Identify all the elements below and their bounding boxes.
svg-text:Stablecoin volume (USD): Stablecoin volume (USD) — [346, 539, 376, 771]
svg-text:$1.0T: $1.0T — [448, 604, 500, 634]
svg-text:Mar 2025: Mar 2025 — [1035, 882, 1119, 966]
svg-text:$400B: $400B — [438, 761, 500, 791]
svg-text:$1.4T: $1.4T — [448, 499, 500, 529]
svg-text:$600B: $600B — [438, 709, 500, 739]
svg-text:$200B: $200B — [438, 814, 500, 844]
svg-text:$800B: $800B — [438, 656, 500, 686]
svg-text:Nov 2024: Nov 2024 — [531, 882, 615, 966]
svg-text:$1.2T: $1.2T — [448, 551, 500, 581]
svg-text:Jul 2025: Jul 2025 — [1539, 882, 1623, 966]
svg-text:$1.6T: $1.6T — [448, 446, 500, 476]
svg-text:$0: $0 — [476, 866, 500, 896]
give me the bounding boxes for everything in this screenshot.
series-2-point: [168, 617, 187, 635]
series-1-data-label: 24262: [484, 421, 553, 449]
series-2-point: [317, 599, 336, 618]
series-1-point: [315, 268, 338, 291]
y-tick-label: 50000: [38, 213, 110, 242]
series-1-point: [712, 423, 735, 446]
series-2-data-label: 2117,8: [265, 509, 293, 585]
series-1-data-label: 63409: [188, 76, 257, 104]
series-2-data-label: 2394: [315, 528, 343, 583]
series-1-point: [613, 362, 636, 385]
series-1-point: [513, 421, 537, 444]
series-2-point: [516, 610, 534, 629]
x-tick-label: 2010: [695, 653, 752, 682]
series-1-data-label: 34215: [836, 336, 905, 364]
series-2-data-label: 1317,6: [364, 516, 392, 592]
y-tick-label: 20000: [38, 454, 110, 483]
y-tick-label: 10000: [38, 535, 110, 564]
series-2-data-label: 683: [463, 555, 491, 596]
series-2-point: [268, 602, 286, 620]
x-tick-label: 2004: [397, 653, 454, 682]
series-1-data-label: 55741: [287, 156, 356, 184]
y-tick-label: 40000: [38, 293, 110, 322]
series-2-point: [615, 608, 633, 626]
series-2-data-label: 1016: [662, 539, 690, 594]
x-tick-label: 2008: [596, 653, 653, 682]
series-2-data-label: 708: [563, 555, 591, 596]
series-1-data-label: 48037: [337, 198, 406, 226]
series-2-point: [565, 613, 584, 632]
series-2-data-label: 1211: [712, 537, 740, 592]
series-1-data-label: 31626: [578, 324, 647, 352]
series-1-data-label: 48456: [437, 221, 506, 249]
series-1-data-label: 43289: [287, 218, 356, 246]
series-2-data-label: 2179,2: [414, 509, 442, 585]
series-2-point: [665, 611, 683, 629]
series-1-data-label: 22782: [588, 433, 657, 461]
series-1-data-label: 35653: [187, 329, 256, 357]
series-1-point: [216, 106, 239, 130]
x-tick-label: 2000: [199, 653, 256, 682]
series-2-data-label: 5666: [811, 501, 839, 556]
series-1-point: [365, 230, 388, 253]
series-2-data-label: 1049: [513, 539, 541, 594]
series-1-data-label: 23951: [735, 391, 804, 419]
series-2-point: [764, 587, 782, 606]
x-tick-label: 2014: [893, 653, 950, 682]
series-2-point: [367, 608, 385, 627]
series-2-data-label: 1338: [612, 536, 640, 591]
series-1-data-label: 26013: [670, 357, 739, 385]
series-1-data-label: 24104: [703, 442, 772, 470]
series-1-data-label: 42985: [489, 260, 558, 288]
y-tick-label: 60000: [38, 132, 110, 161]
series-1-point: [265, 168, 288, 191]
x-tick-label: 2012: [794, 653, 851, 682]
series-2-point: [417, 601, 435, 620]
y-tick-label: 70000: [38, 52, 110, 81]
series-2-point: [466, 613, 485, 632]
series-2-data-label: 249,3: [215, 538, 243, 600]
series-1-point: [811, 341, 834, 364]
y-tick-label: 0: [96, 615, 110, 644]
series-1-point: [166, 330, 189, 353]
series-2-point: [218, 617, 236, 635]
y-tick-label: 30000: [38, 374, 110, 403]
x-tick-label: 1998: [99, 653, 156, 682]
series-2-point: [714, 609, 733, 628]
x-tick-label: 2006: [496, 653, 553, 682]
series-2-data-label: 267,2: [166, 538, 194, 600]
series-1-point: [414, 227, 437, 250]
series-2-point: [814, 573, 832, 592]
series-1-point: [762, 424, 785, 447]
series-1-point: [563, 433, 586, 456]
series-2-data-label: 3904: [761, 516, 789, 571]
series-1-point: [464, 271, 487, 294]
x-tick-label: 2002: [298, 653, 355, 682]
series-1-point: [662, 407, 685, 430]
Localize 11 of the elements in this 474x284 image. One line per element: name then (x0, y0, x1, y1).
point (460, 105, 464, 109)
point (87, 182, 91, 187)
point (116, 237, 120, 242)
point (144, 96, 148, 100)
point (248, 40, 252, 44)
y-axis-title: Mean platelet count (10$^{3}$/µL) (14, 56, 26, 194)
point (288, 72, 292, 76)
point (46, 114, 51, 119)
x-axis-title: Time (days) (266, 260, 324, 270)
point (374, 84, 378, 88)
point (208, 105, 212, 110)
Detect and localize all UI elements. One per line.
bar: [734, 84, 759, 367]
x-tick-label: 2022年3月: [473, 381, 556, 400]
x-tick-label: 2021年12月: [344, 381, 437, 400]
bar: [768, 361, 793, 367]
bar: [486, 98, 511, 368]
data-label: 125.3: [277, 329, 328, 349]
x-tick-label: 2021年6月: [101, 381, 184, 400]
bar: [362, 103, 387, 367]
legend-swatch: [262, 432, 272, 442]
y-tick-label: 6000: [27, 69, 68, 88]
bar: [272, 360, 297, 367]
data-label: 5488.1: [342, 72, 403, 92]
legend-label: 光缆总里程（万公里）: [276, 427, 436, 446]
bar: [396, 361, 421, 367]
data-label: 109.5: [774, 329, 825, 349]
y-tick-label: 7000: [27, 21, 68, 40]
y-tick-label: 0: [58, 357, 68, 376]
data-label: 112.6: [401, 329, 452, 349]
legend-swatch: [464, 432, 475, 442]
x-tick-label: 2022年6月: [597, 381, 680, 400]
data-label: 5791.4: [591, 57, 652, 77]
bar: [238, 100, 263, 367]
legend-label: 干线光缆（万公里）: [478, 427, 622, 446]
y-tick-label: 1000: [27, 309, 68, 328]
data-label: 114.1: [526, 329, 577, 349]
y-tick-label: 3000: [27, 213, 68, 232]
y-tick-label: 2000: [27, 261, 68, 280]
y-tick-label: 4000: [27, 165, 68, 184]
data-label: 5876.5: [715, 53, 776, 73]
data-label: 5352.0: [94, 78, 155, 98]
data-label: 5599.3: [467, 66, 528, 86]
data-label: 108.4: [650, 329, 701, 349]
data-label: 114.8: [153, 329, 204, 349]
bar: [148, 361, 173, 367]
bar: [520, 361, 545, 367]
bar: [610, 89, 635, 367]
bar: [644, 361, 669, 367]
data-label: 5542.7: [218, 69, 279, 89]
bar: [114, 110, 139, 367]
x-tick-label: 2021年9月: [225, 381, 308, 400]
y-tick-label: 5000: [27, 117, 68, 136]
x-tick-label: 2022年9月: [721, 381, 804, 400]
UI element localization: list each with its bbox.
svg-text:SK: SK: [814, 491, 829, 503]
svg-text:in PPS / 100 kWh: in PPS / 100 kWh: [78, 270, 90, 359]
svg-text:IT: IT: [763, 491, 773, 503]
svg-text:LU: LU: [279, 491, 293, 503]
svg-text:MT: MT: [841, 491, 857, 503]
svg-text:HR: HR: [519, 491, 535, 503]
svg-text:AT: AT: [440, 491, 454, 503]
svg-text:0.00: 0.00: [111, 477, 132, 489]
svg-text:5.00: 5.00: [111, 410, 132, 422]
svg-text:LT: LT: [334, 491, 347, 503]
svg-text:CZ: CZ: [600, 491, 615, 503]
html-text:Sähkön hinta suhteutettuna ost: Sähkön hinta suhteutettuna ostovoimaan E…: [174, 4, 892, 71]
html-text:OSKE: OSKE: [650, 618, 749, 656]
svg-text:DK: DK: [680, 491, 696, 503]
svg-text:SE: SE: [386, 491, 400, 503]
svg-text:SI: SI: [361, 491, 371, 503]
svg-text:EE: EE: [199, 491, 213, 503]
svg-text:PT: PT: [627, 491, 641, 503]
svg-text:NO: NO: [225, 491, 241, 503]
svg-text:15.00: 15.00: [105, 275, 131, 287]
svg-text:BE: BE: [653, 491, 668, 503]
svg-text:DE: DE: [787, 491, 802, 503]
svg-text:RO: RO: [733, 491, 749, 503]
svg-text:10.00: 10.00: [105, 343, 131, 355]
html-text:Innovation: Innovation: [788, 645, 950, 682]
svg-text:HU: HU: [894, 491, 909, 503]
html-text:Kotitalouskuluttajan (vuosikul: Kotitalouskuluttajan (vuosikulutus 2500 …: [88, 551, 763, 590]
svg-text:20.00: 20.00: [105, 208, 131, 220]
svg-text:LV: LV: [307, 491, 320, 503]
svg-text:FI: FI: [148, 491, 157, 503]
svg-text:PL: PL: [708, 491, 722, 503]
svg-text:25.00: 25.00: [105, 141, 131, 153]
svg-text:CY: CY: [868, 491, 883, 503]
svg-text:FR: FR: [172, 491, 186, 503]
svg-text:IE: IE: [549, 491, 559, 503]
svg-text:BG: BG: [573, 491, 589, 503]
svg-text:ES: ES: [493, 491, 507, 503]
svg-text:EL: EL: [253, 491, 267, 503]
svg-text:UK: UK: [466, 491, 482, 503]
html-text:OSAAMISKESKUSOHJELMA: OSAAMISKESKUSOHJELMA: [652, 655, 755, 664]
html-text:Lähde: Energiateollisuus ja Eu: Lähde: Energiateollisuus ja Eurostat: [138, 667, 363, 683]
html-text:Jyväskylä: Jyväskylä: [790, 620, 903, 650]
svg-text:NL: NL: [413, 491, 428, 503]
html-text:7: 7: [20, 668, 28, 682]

== Work instructions ==
Extract each line from the entries above that contains the string "axis".

== Exercise output ==
y-axis-title: Mean platelet count (10$^{3}$/µL) (14, 56, 26, 194)
x-axis-title: Time (days) (266, 260, 324, 270)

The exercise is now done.